- _Brief_
Find the lines holding the string "Pupil" in the data, then copy all of them.

- _Material_
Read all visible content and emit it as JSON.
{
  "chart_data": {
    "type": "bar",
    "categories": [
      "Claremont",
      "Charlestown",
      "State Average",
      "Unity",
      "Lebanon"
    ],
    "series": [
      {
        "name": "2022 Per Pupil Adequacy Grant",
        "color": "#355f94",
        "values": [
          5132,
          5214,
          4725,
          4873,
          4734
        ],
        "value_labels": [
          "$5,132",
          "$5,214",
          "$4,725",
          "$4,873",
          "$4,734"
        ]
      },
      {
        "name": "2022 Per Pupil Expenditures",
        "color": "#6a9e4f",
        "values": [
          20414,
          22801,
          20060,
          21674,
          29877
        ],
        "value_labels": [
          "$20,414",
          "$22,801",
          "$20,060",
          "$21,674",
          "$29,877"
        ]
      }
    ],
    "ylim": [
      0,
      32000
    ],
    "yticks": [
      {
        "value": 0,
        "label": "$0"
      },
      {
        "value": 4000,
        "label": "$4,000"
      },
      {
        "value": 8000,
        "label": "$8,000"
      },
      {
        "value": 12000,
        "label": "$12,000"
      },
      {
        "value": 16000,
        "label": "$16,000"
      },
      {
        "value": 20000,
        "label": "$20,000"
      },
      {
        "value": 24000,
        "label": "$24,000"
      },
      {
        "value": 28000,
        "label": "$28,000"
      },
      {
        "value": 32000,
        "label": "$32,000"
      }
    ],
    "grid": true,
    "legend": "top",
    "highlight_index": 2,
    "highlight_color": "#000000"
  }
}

* * *

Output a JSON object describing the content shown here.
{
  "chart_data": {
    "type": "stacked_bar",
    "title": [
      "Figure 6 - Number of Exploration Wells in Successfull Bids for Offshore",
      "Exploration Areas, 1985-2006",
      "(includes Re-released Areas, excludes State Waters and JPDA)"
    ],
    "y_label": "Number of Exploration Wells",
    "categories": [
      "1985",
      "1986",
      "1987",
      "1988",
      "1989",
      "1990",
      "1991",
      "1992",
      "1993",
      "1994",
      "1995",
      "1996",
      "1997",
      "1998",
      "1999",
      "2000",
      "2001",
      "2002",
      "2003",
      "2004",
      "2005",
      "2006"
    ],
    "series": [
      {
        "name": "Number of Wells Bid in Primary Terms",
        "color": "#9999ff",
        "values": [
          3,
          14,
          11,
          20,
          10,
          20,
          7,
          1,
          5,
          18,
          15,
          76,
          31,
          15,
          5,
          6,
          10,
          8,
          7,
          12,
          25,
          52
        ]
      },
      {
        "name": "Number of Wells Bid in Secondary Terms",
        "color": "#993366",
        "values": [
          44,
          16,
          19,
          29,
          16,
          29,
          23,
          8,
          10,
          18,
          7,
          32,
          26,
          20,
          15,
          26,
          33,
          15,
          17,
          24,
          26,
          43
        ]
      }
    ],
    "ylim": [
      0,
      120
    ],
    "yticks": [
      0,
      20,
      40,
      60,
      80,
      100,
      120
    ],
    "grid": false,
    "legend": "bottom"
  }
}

- _Worked answer_
        "name": "2022 Per Pupil Adequacy Grant",
        "name": "2022 Per Pupil Expenditures",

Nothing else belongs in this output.